## [Data extracted from a collection]
******

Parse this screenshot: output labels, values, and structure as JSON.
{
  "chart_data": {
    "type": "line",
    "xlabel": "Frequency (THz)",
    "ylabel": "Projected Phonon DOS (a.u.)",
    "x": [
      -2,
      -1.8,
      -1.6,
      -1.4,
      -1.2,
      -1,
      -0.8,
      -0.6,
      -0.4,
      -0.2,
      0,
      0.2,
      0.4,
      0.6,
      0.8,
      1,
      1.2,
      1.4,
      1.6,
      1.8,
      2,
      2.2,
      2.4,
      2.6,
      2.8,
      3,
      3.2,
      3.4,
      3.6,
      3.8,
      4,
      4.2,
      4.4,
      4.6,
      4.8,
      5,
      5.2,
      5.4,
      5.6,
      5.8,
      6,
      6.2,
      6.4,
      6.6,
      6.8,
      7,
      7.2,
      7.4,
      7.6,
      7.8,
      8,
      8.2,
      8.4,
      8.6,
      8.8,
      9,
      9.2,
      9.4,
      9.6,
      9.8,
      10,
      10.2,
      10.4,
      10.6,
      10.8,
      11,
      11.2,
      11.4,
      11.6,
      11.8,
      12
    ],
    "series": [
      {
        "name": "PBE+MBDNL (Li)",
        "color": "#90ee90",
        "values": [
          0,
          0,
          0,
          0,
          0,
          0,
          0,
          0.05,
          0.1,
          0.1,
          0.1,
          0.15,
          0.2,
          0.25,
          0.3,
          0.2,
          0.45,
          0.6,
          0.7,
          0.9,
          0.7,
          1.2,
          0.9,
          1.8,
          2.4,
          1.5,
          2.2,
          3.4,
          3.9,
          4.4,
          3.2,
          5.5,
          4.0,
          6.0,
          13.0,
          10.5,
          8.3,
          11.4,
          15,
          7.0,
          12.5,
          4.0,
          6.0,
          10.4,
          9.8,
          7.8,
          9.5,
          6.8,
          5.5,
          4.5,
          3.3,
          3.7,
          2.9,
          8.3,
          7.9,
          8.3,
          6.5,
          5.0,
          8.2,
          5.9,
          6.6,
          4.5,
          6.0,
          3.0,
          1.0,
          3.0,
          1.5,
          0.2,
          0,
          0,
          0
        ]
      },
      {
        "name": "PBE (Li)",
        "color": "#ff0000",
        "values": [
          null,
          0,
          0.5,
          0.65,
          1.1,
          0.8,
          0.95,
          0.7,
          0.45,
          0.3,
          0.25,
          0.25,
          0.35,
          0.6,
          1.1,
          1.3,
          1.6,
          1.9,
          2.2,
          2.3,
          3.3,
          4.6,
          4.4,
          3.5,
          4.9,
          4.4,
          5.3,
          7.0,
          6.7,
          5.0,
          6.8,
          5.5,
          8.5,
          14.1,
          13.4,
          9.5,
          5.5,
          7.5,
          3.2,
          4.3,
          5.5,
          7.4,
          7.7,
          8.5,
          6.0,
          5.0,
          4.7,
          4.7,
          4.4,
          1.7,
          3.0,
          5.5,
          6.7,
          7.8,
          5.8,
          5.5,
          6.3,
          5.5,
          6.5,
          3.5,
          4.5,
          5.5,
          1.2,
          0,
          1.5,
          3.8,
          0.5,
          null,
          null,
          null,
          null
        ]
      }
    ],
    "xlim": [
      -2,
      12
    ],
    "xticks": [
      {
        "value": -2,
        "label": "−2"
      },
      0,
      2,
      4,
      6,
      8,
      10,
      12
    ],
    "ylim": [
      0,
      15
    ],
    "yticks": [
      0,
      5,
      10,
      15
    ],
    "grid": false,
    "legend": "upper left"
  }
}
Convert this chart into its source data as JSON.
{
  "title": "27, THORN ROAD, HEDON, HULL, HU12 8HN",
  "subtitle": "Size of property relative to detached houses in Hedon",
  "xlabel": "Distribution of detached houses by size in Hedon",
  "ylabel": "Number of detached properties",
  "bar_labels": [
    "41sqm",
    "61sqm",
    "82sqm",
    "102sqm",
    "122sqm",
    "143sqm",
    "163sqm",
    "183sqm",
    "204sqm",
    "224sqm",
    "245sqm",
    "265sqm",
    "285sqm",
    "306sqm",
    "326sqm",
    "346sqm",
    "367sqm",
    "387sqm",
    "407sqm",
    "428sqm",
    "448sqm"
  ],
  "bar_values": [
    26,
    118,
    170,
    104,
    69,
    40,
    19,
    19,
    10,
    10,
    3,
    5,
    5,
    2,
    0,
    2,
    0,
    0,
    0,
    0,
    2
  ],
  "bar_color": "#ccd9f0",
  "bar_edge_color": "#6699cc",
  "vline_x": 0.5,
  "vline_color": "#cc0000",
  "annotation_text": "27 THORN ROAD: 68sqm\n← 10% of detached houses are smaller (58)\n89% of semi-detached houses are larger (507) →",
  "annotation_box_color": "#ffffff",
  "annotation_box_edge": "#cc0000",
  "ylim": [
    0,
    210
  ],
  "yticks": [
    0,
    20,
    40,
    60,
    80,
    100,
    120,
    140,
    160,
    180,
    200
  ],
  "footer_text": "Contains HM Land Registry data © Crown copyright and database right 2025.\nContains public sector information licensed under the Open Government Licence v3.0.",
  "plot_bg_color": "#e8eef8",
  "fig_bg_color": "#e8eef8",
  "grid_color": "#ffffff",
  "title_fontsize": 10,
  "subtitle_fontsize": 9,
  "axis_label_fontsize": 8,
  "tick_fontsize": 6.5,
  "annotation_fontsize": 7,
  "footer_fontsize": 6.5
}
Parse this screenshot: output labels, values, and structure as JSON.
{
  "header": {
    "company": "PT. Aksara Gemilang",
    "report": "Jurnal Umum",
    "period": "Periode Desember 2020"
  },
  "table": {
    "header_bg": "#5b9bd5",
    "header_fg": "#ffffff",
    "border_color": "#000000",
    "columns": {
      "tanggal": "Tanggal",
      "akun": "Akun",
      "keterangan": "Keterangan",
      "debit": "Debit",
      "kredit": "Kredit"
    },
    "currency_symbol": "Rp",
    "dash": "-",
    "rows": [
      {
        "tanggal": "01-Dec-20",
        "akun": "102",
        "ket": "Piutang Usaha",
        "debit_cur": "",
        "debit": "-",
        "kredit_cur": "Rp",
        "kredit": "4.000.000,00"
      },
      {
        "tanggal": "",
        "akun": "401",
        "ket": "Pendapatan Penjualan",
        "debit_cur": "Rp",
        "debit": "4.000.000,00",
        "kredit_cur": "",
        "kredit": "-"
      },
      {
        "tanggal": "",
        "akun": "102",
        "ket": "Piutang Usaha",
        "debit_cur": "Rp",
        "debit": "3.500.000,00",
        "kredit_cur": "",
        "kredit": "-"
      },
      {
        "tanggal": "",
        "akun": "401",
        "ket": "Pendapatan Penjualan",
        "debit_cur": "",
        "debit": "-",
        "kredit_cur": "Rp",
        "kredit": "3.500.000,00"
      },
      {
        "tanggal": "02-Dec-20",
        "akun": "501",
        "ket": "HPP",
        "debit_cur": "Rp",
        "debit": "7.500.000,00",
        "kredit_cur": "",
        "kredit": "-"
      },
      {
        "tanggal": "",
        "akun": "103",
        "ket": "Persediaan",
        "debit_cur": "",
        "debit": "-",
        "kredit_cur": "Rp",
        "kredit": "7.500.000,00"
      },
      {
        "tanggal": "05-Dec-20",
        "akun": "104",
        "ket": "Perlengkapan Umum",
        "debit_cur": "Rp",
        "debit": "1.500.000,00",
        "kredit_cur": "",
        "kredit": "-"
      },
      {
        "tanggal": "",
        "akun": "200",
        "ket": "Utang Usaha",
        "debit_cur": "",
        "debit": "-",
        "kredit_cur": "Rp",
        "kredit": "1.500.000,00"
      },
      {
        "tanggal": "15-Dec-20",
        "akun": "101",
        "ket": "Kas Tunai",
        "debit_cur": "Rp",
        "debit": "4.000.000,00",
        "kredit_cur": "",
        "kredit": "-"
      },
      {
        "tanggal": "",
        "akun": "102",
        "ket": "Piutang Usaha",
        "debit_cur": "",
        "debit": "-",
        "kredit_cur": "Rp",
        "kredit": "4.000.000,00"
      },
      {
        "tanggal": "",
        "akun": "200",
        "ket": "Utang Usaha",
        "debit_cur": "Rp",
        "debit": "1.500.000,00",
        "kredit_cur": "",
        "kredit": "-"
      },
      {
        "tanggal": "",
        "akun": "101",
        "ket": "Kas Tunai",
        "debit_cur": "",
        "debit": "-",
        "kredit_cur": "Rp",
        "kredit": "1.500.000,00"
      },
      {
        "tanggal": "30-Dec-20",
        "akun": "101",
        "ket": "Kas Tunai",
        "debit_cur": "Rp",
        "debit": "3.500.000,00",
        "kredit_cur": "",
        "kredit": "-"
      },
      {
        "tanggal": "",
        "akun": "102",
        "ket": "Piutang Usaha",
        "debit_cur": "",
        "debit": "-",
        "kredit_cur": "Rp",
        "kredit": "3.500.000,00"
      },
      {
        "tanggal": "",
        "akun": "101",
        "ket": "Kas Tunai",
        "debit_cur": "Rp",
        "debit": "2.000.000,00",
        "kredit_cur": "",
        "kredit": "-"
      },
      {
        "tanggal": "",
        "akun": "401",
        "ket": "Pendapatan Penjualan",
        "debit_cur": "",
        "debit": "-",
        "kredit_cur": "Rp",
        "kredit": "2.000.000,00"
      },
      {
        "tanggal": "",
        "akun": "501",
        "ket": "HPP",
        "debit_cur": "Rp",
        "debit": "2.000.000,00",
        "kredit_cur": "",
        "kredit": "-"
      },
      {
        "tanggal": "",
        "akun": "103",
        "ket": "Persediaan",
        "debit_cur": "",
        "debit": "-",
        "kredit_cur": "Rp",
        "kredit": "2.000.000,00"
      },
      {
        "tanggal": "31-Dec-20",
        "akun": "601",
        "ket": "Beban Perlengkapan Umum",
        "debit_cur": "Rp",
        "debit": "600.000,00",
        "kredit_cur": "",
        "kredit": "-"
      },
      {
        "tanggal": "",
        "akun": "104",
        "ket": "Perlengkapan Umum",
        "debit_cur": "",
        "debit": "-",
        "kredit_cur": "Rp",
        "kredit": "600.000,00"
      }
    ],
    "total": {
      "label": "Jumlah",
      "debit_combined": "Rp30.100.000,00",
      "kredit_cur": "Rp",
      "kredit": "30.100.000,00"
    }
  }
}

******

## [WHAT YOU HAVE TO DO]
Copy each line above containing the string "ylabel".

## [ANSWER TO THIS TASK]
    "ylabel": "Projected Phonon DOS (a.u.)",
  "ylabel": "Number of detached properties",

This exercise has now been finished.